Source data:
══════

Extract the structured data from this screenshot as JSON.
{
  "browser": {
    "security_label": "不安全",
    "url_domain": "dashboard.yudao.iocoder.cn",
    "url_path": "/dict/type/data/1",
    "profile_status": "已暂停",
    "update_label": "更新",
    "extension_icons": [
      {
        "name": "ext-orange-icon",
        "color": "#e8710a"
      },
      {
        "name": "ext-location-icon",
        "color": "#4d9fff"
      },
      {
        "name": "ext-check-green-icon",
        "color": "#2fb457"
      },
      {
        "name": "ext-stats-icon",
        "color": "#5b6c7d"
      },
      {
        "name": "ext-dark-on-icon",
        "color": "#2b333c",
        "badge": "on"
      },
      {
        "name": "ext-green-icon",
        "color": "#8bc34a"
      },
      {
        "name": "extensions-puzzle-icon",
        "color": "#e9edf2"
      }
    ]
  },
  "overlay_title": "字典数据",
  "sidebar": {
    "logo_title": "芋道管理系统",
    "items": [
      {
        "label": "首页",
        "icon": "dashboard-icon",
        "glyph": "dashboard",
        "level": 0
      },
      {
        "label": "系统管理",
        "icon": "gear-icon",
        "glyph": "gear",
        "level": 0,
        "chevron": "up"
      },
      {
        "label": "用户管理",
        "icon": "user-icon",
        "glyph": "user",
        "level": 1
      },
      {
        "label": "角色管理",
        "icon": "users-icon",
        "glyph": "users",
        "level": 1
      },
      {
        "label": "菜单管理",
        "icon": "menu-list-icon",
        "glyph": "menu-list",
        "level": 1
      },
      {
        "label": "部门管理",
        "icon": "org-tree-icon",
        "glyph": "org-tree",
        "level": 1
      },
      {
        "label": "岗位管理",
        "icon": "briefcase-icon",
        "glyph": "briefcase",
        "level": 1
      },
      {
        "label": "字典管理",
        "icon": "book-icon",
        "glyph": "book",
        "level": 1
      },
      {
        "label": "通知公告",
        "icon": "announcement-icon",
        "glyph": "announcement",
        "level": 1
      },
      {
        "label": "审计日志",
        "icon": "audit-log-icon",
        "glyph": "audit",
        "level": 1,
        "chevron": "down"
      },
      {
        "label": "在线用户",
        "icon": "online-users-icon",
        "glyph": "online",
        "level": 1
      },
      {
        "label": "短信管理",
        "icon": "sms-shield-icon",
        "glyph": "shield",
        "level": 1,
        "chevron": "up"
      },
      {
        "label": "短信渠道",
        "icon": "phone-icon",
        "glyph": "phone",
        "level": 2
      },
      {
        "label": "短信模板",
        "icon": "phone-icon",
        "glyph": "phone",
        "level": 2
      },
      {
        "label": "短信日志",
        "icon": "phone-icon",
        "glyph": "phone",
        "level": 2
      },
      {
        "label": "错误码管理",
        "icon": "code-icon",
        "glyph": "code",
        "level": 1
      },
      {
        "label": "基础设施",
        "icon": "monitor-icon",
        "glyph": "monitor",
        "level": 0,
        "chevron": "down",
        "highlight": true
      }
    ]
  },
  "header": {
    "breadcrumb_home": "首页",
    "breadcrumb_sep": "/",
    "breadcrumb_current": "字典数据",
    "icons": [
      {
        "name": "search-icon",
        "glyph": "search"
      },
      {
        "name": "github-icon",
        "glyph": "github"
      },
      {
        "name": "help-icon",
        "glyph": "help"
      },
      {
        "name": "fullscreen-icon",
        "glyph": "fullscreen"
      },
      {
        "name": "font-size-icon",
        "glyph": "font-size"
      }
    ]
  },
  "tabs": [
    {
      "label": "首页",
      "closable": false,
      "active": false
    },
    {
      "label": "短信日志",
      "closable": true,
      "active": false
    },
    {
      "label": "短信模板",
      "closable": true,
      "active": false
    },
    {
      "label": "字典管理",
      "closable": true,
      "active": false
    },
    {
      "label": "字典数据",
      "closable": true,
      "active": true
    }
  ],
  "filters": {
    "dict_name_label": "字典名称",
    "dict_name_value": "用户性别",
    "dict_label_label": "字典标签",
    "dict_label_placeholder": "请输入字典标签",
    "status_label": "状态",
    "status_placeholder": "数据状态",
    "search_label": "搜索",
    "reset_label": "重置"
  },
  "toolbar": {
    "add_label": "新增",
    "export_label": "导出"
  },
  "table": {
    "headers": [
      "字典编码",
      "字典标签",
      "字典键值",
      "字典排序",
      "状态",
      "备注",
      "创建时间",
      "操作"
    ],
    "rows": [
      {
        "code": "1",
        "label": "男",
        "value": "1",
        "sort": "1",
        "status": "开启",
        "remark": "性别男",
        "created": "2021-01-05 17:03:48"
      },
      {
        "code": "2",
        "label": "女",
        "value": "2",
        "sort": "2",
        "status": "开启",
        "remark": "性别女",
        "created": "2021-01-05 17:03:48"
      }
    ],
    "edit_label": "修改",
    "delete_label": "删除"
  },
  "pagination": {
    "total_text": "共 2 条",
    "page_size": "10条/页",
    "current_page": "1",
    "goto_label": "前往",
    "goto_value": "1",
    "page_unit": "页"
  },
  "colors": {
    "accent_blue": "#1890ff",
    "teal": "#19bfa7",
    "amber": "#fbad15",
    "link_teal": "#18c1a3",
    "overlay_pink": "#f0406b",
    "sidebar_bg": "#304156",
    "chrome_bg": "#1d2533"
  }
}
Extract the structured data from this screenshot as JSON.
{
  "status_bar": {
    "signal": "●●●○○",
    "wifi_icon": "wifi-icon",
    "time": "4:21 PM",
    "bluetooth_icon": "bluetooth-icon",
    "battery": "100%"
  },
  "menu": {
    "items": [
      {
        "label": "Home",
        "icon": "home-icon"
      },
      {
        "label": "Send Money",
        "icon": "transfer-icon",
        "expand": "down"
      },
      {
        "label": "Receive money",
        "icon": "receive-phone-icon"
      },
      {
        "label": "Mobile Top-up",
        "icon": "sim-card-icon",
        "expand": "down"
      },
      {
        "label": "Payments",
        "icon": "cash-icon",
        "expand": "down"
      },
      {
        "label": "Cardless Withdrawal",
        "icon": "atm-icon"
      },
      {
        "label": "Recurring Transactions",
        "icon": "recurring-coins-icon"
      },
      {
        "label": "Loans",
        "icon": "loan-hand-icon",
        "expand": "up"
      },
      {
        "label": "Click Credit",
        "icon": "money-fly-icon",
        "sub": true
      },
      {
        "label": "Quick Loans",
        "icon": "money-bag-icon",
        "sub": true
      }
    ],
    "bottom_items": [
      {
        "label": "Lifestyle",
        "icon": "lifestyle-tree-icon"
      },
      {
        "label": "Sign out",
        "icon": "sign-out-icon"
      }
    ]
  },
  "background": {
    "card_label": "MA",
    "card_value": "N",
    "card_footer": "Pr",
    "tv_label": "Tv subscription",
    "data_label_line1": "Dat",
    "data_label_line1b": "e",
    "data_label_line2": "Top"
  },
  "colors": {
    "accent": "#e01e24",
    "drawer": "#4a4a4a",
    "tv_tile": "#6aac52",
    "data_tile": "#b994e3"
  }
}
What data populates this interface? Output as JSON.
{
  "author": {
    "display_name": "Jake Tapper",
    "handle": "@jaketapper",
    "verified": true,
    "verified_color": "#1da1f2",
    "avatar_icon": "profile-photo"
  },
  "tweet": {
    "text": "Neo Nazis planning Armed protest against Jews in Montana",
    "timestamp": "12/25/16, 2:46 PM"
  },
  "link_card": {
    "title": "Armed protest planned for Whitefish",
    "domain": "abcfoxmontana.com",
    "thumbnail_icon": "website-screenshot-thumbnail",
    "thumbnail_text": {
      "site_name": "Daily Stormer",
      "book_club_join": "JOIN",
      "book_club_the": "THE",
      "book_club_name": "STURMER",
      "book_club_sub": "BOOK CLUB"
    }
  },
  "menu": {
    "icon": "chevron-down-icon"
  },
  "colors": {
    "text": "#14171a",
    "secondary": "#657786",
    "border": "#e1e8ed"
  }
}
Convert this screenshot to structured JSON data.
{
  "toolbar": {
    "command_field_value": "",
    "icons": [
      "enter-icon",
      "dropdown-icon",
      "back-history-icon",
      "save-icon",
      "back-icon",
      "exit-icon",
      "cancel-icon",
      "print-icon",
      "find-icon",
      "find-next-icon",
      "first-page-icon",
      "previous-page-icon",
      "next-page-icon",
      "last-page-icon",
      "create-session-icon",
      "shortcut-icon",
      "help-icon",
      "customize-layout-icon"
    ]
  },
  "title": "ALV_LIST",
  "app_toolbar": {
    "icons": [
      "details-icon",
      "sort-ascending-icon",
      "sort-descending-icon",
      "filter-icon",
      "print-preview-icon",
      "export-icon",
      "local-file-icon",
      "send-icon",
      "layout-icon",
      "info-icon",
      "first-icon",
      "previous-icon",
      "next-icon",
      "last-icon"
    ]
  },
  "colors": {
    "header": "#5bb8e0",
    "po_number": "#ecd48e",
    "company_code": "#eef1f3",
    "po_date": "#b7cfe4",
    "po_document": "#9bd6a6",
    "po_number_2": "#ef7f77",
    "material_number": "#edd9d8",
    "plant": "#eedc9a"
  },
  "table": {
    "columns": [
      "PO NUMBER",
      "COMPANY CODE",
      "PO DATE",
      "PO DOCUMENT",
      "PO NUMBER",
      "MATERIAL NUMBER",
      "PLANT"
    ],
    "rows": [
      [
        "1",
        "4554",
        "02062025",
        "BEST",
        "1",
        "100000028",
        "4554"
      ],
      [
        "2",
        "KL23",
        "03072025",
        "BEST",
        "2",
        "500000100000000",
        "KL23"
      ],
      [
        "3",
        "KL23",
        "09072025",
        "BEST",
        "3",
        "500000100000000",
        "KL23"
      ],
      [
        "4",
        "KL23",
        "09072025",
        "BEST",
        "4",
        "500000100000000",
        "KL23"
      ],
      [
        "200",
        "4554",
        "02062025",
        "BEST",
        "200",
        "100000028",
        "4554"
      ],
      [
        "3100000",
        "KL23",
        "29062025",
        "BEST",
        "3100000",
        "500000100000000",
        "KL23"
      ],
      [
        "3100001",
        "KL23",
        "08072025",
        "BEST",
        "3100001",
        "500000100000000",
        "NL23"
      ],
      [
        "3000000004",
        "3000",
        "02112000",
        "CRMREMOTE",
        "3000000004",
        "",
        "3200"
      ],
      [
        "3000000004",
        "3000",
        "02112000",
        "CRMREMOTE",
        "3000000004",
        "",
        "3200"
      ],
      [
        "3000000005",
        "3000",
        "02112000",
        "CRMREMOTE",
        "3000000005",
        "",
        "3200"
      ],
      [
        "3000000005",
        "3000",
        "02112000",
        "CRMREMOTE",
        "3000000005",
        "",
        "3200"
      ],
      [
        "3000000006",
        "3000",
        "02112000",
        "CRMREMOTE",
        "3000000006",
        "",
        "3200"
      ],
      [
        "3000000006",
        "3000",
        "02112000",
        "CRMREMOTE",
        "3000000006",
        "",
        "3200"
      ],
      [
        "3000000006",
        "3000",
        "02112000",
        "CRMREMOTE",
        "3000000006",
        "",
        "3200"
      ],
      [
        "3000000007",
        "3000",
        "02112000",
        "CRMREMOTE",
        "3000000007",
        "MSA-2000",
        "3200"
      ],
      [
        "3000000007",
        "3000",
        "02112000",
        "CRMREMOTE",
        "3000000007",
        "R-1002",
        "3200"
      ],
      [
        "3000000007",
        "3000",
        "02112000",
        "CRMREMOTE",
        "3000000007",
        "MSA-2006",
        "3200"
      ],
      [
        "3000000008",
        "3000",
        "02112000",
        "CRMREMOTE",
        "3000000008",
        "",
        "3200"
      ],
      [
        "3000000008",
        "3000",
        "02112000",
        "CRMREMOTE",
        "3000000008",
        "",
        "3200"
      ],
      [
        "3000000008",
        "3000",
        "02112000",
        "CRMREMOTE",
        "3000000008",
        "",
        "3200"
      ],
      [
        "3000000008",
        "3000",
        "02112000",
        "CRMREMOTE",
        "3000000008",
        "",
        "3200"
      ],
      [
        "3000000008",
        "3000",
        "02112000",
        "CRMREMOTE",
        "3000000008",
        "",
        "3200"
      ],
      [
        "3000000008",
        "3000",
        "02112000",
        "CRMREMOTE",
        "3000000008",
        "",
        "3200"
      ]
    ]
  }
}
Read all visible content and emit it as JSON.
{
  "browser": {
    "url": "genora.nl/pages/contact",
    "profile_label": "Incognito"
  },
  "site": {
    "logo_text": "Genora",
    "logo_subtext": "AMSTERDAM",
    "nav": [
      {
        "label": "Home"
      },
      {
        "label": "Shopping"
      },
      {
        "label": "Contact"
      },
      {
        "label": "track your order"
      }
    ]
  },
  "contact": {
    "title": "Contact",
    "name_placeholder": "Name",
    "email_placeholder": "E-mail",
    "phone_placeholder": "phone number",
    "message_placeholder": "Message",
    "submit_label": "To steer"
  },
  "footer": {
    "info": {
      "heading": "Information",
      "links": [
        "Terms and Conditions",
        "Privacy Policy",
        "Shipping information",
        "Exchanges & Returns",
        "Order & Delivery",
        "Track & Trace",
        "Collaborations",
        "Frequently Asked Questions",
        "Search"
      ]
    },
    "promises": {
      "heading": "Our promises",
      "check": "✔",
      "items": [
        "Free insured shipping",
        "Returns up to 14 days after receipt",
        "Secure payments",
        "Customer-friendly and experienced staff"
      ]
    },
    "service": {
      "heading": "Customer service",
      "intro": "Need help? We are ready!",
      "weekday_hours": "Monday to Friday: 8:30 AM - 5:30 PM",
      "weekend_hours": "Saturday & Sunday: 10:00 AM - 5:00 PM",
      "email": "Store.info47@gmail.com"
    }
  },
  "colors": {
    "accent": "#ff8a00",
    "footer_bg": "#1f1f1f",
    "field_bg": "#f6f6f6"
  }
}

══════

Description of the task: Within the material above, find the lines that contain the word "dashboard"; copy them.

Reply:
    "url_domain": "dashboard.yudao.iocoder.cn",
        "icon": "dashboard-icon",
        "glyph": "dashboard",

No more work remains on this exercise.